▶

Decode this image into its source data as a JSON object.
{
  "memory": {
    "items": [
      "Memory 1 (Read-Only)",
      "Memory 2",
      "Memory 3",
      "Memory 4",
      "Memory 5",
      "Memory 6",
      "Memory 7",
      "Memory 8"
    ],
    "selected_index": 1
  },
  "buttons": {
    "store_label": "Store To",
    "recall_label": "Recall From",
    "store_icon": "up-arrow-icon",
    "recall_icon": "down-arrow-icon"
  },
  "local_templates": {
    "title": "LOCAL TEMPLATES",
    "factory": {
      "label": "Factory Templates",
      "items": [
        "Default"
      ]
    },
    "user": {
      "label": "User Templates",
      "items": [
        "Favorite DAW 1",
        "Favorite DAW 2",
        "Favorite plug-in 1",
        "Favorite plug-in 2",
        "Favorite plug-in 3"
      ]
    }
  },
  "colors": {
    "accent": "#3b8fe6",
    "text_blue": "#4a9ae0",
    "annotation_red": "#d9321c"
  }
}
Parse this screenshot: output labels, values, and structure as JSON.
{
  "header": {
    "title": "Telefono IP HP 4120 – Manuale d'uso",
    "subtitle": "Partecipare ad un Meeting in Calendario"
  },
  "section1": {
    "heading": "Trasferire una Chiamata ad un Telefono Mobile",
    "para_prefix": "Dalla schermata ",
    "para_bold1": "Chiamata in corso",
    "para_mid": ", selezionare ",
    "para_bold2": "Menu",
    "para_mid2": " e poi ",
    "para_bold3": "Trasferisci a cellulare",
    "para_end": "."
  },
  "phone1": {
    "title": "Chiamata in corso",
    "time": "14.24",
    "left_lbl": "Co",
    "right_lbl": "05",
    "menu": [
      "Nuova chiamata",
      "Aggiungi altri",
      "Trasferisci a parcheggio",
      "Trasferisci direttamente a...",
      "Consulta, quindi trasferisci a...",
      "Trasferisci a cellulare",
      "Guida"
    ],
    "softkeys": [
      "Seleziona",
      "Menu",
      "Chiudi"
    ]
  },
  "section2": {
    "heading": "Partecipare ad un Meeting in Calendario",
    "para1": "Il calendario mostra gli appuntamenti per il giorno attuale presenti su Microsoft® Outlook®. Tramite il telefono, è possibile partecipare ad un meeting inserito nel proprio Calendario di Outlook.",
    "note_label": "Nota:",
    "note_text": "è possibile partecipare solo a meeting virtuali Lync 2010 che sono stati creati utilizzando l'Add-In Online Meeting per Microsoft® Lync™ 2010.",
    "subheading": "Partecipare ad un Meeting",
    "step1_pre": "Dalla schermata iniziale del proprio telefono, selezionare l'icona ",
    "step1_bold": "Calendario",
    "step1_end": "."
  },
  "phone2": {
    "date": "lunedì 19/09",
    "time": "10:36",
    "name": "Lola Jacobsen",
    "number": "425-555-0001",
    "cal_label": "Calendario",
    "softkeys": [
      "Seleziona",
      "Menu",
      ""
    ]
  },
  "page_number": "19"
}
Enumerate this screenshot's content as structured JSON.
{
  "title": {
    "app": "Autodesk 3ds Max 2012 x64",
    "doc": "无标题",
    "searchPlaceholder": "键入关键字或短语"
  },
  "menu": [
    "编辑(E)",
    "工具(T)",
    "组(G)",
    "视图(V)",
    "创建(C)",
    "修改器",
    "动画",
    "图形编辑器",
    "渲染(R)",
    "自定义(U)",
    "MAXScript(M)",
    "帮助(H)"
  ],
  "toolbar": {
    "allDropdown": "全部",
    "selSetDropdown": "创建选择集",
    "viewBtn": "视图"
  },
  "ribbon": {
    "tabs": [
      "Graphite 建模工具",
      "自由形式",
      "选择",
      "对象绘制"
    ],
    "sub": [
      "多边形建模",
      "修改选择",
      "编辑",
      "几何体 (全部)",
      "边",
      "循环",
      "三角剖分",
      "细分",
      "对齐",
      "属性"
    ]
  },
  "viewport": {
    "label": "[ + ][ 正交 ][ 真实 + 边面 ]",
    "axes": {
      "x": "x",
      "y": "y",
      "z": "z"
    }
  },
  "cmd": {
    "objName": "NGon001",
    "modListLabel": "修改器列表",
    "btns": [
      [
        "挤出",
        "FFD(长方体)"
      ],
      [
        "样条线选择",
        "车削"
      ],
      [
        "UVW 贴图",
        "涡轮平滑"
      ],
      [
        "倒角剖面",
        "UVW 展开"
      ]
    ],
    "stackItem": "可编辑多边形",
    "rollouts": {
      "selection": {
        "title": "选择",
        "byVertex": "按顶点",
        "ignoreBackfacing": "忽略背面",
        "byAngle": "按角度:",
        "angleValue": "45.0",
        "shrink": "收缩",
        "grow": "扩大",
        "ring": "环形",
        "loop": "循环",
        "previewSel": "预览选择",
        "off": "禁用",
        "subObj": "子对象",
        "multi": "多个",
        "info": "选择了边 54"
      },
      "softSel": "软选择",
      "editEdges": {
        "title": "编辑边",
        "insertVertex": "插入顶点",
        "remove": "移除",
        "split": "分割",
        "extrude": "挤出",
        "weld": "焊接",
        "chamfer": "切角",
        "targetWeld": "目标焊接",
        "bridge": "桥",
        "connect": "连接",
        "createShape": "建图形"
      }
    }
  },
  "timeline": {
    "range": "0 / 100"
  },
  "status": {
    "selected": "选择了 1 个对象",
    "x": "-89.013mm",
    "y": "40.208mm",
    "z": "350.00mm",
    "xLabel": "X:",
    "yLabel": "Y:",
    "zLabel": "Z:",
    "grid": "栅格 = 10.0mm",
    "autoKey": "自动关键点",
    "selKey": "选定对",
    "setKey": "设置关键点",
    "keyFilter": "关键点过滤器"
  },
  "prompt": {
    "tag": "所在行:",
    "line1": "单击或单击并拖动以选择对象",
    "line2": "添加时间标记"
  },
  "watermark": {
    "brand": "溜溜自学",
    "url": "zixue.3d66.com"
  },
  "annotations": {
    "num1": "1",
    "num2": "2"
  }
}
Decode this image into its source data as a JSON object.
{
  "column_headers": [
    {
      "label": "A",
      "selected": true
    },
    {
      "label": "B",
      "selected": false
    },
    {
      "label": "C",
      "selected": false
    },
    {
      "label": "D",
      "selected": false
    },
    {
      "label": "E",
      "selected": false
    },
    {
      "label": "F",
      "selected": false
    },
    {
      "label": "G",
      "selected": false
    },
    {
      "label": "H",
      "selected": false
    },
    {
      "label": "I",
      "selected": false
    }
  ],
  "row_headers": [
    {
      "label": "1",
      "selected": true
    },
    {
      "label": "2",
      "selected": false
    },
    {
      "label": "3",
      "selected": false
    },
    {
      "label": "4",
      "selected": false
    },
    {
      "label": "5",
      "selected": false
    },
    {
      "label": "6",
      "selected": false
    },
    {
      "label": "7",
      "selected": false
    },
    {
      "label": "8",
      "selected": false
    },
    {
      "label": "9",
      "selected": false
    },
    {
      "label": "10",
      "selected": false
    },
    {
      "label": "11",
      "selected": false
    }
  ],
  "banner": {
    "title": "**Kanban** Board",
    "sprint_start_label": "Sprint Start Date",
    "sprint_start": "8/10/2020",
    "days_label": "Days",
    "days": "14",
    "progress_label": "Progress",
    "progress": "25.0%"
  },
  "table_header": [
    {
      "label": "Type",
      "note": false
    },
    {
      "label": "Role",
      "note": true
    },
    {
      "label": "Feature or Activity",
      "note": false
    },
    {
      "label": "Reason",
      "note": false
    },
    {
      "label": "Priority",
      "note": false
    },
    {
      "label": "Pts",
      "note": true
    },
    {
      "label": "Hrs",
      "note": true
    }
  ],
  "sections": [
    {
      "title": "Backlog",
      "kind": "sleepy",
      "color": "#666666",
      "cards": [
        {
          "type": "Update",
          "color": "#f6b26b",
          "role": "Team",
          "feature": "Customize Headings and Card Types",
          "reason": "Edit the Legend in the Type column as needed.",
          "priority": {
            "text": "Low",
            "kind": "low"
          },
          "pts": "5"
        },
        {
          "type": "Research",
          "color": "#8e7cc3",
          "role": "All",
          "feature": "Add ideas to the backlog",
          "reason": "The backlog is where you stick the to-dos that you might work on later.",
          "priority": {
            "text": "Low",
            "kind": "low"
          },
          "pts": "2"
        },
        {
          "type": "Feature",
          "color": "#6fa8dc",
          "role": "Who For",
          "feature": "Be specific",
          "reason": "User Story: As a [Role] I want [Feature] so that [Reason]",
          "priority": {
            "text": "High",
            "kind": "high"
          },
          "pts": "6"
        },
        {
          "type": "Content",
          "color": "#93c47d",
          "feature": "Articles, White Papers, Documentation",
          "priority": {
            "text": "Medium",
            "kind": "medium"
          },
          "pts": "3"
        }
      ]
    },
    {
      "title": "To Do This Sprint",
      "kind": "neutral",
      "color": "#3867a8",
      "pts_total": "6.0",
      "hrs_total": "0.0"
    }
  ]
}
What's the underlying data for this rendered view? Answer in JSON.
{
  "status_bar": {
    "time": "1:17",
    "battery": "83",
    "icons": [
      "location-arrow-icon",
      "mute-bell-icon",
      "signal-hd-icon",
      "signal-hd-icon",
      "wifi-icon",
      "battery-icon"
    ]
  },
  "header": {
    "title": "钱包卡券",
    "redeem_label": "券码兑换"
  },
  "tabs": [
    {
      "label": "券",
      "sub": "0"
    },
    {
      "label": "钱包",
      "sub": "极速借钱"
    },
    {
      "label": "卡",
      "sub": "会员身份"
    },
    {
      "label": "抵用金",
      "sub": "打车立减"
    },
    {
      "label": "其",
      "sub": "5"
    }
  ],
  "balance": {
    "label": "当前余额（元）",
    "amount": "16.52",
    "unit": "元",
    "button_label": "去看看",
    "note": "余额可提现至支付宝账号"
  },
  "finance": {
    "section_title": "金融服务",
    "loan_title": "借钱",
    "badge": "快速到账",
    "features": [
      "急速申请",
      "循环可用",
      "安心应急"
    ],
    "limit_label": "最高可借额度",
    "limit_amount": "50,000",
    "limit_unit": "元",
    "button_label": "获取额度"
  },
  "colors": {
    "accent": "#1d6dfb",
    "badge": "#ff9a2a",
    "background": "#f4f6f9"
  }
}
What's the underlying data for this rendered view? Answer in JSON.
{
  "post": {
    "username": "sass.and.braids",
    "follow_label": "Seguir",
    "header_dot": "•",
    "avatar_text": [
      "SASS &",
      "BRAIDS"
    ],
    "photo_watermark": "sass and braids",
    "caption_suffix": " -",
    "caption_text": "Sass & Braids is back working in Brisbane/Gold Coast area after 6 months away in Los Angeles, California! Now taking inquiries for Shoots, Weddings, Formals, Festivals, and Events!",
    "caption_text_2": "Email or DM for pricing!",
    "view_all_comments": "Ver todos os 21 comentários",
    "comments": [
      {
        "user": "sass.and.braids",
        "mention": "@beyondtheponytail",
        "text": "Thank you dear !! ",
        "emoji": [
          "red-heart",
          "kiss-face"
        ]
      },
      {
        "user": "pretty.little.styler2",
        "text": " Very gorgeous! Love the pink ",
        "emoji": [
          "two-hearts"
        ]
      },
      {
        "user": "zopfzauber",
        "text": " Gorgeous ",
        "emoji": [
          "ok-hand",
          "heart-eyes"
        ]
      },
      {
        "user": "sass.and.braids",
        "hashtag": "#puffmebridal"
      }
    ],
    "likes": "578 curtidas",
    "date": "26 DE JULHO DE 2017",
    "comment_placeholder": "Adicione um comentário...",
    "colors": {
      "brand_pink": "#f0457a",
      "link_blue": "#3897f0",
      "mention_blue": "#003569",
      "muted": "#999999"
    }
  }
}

◀

### WHAT THE TASK ASKS
Copy each line of the entries that includes the word "Calendario".

### EXERCISE ANSWER
    "subtitle": "Partecipare ad un Meeting in Calendario"
    "heading": "Partecipare ad un Meeting in Calendario",
    "para1": "Il calendario mostra gli appuntamenti per il giorno attuale presenti su Microsoft® Outlook®. Tramite il telefono, è possibile partecipare ad un meeting inserito nel proprio Calendario di Outlook.",
    "step1_bold": "Calendario",
    "cal_label": "Calendario",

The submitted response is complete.